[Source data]
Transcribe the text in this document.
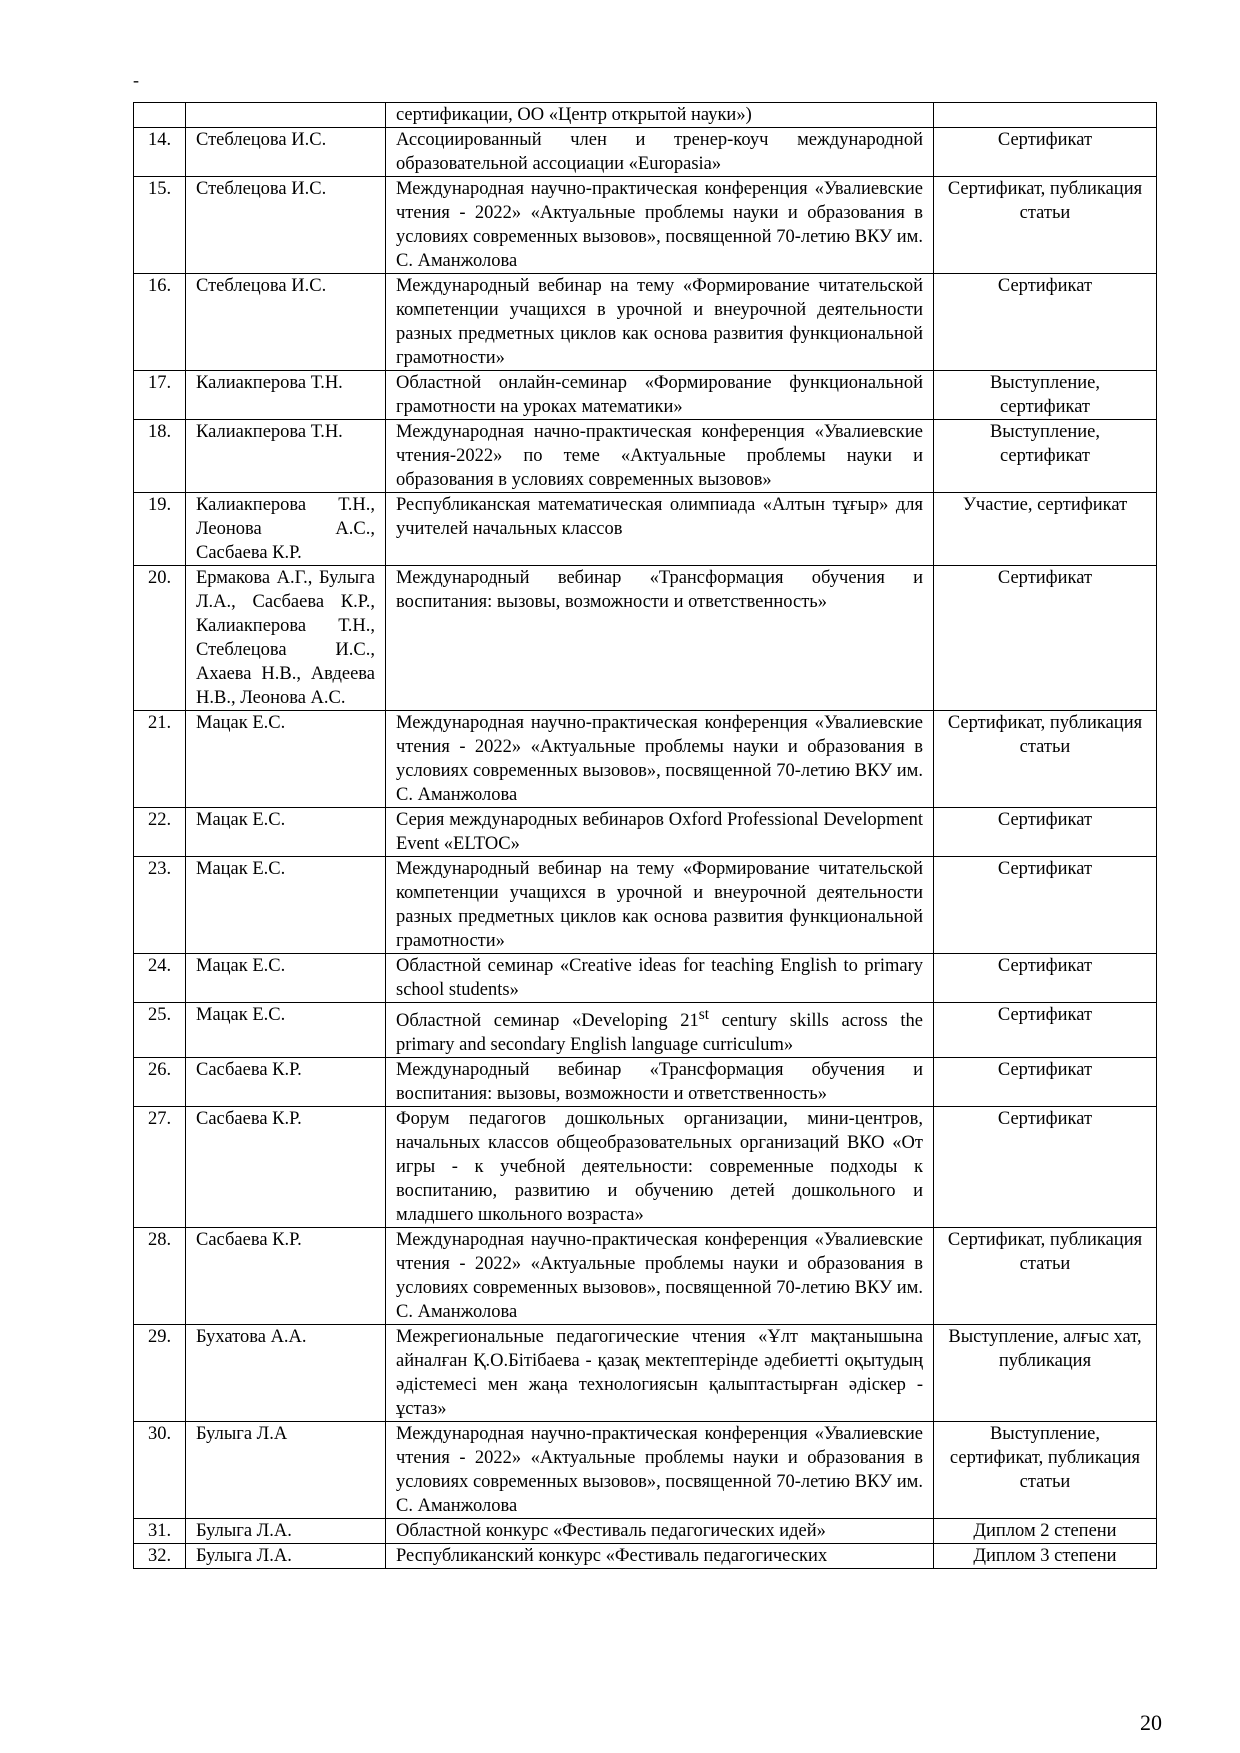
-
		сертификации, ОО «Центр открытой науки»)	
14.	Стеблецова И.С.	Ассоциированный член и тренер-коуч международной образовательной ассоциации «Europasia»	Сертификат
15.	Стеблецова И.С.	Международная научно-практическая конференция «Увалиевские чтения - 2022» «Актуальные проблемы науки и образования в условиях современных вызовов», посвященной 70-летию ВКУ им. С. Аманжолова	Сертификат, публикация статьи
16.	Стеблецова И.С.	Международный вебинар на тему «Формирование читательской компетенции учащихся в урочной и внеурочной деятельности разных предметных циклов как основа развития функциональной грамотности»	Сертификат
17.	Калиакперова Т.Н.	Областной онлайн-семинар «Формирование функциональной грамотности на уроках математики»	Выступление, сертификат
18.	Калиакперова Т.Н.	Международная начно-практическая конференция «Увалиевские чтения-2022» по теме «Актуальные проблемы науки и образования в условиях современных вызовов»	Выступление, сертификат
19.	Калиакперова Т.Н., Леонова А.С., Сасбаева К.Р.	Республиканская математическая олимпиада «Алтын тұғыр» для учителей начальных классов	Участие, сертификат
20.	Ермакова А.Г., Булыга Л.А., Сасбаева К.Р., Калиакперова Т.Н., Стеблецова И.С., Ахаева Н.В., Авдеева Н.В., Леонова А.С.	Международный вебинар «Трансформация обучения и воспитания: вызовы, возможности и ответственность»	Сертификат
21.	Мацак Е.С.	Международная научно-практическая конференция «Увалиевские чтения - 2022» «Актуальные проблемы науки и образования в условиях современных вызовов», посвященной 70-летию ВКУ им. С. Аманжолова	Сертификат, публикация статьи
22.	Мацак Е.С.	Серия международных вебинаров Oxford Professional Development Event «ELTOC»	Сертификат
23.	Мацак Е.С.	Международный вебинар на тему «Формирование читательской компетенции учащихся в урочной и внеурочной деятельности разных предметных циклов как основа развития функциональной грамотности»	Сертификат
24.	Мацак Е.С.	Областной семинар «Creative ideas for teaching English to primary school students»	Сертификат
25.	Мацак Е.С.	Областной семинар «Developing 21st century skills across the primary and secondary English language curriculum»	Сертификат
26.	Сасбаева К.Р.	Международный вебинар «Трансформация обучения и воспитания: вызовы, возможности и ответственность»	Сертификат
27.	Сасбаева К.Р.	Форум педагогов дошкольных организации, мини-центров, начальных классов общеобразовательных организаций ВКО «От игры - к учебной деятельности: современные подходы к воспитанию, развитию и обучению детей дошкольного и младшего школьного возраста»	Сертификат
28.	Сасбаева К.Р.	Международная научно-практическая конференция «Увалиевские чтения - 2022» «Актуальные проблемы науки и образования в условиях современных вызовов», посвященной 70-летию ВКУ им. С. Аманжолова	Сертификат, публикация статьи
29.	Бухатова А.А.	Межрегиональные педагогические чтения «Ұлт мақтанышына айналған Қ.О.Бітібаева - қазақ мектептерінде әдебиетті оқытудың әдістемесі мен жаңа технологиясын қалыптастырған әдіскер - ұстаз»	Выступление, алғыс хат, публикация
30.	Булыга Л.А	Международная научно-практическая конференция «Увалиевские чтения - 2022» «Актуальные проблемы науки и образования в условиях современных вызовов», посвященной 70-летию ВКУ им. С. Аманжолова	Выступление, сертификат, публикация статьи
31.	Булыга Л.А.	Областной конкурс «Фестиваль педагогических идей»	Диплом 2 степени
32.	Булыга Л.А.	Республиканский конкурс «Фестиваль педагогических	Диплом 3 степени
20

◆ AIM
Reproduce the whole listing word for word, setting aside any pictures.

◆ FULL RESPONSE
Transcribe the text in this document.
-
		сертификации, ОО «Центр открытой науки»)	
14.	Стеблецова И.С.	Ассоциированный член и тренер-коуч международной образовательной ассоциации «Europasia»	Сертификат
15.	Стеблецова И.С.	Международная научно-практическая конференция «Увалиевские чтения - 2022» «Актуальные проблемы науки и образования в условиях современных вызовов», посвященной 70-летию ВКУ им. С. Аманжолова	Сертификат, публикация статьи
16.	Стеблецова И.С.	Международный вебинар на тему «Формирование читательской компетенции учащихся в урочной и внеурочной деятельности разных предметных циклов как основа развития функциональной грамотности»	Сертификат
17.	Калиакперова Т.Н.	Областной онлайн-семинар «Формирование функциональной грамотности на уроках математики»	Выступление, сертификат
18.	Калиакперова Т.Н.	Международная начно-практическая конференция «Увалиевские чтения-2022» по теме «Актуальные проблемы науки и образования в условиях современных вызовов»	Выступление, сертификат
19.	Калиакперова Т.Н., Леонова А.С., Сасбаева К.Р.	Республиканская математическая олимпиада «Алтын тұғыр» для учителей начальных классов	Участие, сертификат
20.	Ермакова А.Г., Булыга Л.А., Сасбаева К.Р., Калиакперова Т.Н., Стеблецова И.С., Ахаева Н.В., Авдеева Н.В., Леонова А.С.	Международный вебинар «Трансформация обучения и воспитания: вызовы, возможности и ответственность»	Сертификат
21.	Мацак Е.С.	Международная научно-практическая конференция «Увалиевские чтения - 2022» «Актуальные проблемы науки и образования в условиях современных вызовов», посвященной 70-летию ВКУ им. С. Аманжолова	Сертификат, публикация статьи
22.	Мацак Е.С.	Серия международных вебинаров Oxford Professional Development Event «ELTOC»	Сертификат
23.	Мацак Е.С.	Международный вебинар на тему «Формирование читательской компетенции учащихся в урочной и внеурочной деятельности разных предметных циклов как основа развития функциональной грамотности»	Сертификат
24.	Мацак Е.С.	Областной семинар «Creative ideas for teaching English to primary school students»	Сертификат
25.	Мацак Е.С.	Областной семинар «Developing 21st century skills across the primary and secondary English language curriculum»	Сертификат
26.	Сасбаева К.Р.	Международный вебинар «Трансформация обучения и воспитания: вызовы, возможности и ответственность»	Сертификат
27.	Сасбаева К.Р.	Форум педагогов дошкольных организации, мини-центров, начальных классов общеобразовательных организаций ВКО «От игры - к учебной деятельности: современные подходы к воспитанию, развитию и обучению детей дошкольного и младшего школьного возраста»	Сертификат
28.	Сасбаева К.Р.	Международная научно-практическая конференция «Увалиевские чтения - 2022» «Актуальные проблемы науки и образования в условиях современных вызовов», посвященной 70-летию ВКУ им. С. Аманжолова	Сертификат, публикация статьи
29.	Бухатова А.А.	Межрегиональные педагогические чтения «Ұлт мақтанышына айналған Қ.О.Бітібаева - қазақ мектептерінде әдебиетті оқытудың әдістемесі мен жаңа технологиясын қалыптастырған әдіскер - ұстаз»	Выступление, алғыс хат, публикация
30.	Булыга Л.А	Международная научно-практическая конференция «Увалиевские чтения - 2022» «Актуальные проблемы науки и образования в условиях современных вызовов», посвященной 70-летию ВКУ им. С. Аманжолова	Выступление, сертификат, публикация статьи
31.	Булыга Л.А.	Областной конкурс «Фестиваль педагогических идей»	Диплом 2 степени
32.	Булыга Л.А.	Республиканский конкурс «Фестиваль педагогических	Диплом 3 степени
20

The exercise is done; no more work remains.